### Data for this exercise:
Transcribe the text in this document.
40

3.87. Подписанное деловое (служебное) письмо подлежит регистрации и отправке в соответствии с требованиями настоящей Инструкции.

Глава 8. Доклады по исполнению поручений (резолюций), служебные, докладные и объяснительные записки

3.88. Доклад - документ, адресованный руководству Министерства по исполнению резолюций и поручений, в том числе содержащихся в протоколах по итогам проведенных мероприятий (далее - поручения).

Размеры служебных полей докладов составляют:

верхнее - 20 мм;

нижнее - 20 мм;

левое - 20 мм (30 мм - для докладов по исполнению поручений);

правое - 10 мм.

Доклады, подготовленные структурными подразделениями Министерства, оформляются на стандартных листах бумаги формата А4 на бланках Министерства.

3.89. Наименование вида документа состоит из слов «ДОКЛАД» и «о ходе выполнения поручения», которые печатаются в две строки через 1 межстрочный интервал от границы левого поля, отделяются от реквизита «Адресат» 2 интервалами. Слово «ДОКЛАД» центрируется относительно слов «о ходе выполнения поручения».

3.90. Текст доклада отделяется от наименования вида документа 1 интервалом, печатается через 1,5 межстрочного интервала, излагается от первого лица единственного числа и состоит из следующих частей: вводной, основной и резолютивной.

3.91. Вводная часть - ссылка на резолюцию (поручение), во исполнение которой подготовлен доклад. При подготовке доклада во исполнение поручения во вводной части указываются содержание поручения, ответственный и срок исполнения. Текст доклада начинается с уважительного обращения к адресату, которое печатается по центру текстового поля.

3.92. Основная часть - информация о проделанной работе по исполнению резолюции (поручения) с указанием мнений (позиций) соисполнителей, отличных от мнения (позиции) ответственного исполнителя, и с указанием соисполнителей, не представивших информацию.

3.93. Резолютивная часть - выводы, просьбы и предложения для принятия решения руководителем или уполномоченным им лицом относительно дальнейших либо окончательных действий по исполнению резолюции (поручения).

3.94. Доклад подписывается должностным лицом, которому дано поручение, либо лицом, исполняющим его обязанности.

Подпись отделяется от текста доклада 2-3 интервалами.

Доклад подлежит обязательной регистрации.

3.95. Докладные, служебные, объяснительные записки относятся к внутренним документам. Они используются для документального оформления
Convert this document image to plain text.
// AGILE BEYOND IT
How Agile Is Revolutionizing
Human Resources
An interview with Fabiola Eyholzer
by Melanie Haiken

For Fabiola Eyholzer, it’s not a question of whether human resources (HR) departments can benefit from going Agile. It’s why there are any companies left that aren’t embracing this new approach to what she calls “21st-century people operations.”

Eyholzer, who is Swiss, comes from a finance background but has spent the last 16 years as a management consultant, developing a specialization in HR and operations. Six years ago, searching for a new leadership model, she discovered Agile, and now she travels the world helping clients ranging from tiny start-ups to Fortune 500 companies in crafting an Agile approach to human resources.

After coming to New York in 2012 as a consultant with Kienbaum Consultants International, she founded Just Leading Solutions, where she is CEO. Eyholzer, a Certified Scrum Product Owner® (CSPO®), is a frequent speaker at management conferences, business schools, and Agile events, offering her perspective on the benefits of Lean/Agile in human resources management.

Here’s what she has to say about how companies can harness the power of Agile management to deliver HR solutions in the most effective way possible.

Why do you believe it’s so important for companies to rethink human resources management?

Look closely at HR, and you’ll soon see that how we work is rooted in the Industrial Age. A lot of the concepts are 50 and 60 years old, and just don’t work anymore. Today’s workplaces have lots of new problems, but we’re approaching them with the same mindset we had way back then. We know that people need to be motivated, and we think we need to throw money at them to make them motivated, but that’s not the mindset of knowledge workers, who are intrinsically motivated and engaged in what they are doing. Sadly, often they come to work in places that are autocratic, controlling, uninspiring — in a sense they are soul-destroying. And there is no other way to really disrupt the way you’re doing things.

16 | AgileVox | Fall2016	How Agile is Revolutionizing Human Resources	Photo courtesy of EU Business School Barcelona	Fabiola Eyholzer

### Requirements:
Type out the material again exactly as presented.

### Expected answer:
Transcribe the text in this document.
40

3.87. Подписанное деловое (служебное) письмо подлежит регистрации и отправке в соответствии с требованиями настоящей Инструкции.

Глава 8. Доклады по исполнению поручений (резолюций), служебные, докладные и объяснительные записки

3.88. Доклад - документ, адресованный руководству Министерства по исполнению резолюций и поручений, в том числе содержащихся в протоколах по итогам проведенных мероприятий (далее - поручения).

Размеры служебных полей докладов составляют:

верхнее - 20 мм;

нижнее - 20 мм;

левое - 20 мм (30 мм - для докладов по исполнению поручений);

правое - 10 мм.

Доклады, подготовленные структурными подразделениями Министерства, оформляются на стандартных листах бумаги формата А4 на бланках Министерства.

3.89. Наименование вида документа состоит из слов «ДОКЛАД» и «о ходе выполнения поручения», которые печатаются в две строки через 1 межстрочный интервал от границы левого поля, отделяются от реквизита «Адресат» 2 интервалами. Слово «ДОКЛАД» центрируется относительно слов «о ходе выполнения поручения».

3.90. Текст доклада отделяется от наименования вида документа 1 интервалом, печатается через 1,5 межстрочного интервала, излагается от первого лица единственного числа и состоит из следующих частей: вводной, основной и резолютивной.

3.91. Вводная часть - ссылка на резолюцию (поручение), во исполнение которой подготовлен доклад. При подготовке доклада во исполнение поручения во вводной части указываются содержание поручения, ответственный и срок исполнения. Текст доклада начинается с уважительного обращения к адресату, которое печатается по центру текстового поля.

3.92. Основная часть - информация о проделанной работе по исполнению резолюции (поручения) с указанием мнений (позиций) соисполнителей, отличных от мнения (позиции) ответственного исполнителя, и с указанием соисполнителей, не представивших информацию.

3.93. Резолютивная часть - выводы, просьбы и предложения для принятия решения руководителем или уполномоченным им лицом относительно дальнейших либо окончательных действий по исполнению резолюции (поручения).

3.94. Доклад подписывается должностным лицом, которому дано поручение, либо лицом, исполняющим его обязанности.

Подпись отделяется от текста доклада 2-3 интервалами.

Доклад подлежит обязательной регистрации.

3.95. Докладные, служебные, объяснительные записки относятся к внутренним документам. Они используются для документального оформления
Convert this document image to plain text.
// AGILE BEYOND IT
How Agile Is Revolutionizing
Human Resources
An interview with Fabiola Eyholzer
by Melanie Haiken

For Fabiola Eyholzer, it’s not a question of whether human resources (HR) departments can benefit from going Agile. It’s why there are any companies left that aren’t embracing this new approach to what she calls “21st-century people operations.”

Eyholzer, who is Swiss, comes from a finance background but has spent the last 16 years as a management consultant, developing a specialization in HR and operations. Six years ago, searching for a new leadership model, she discovered Agile, and now she travels the world helping clients ranging from tiny start-ups to Fortune 500 companies in crafting an Agile approach to human resources.

After coming to New York in 2012 as a consultant with Kienbaum Consultants International, she founded Just Leading Solutions, where she is CEO. Eyholzer, a Certified Scrum Product Owner® (CSPO®), is a frequent speaker at management conferences, business schools, and Agile events, offering her perspective on the benefits of Lean/Agile in human resources management.

Here’s what she has to say about how companies can harness the power of Agile management to deliver HR solutions in the most effective way possible.

Why do you believe it’s so important for companies to rethink human resources management?

Look closely at HR, and you’ll soon see that how we work is rooted in the Industrial Age. A lot of the concepts are 50 and 60 years old, and just don’t work anymore. Today’s workplaces have lots of new problems, but we’re approaching them with the same mindset we had way back then. We know that people need to be motivated, and we think we need to throw money at them to make them motivated, but that’s not the mindset of knowledge workers, who are intrinsically motivated and engaged in what they are doing. Sadly, often they come to work in places that are autocratic, controlling, uninspiring — in a sense they are soul-destroying. And there is no other way to really disrupt the way you’re doing things.

16 | AgileVox | Fall2016	How Agile is Revolutionizing Human Resources	Photo courtesy of EU Business School Barcelona	Fabiola Eyholzer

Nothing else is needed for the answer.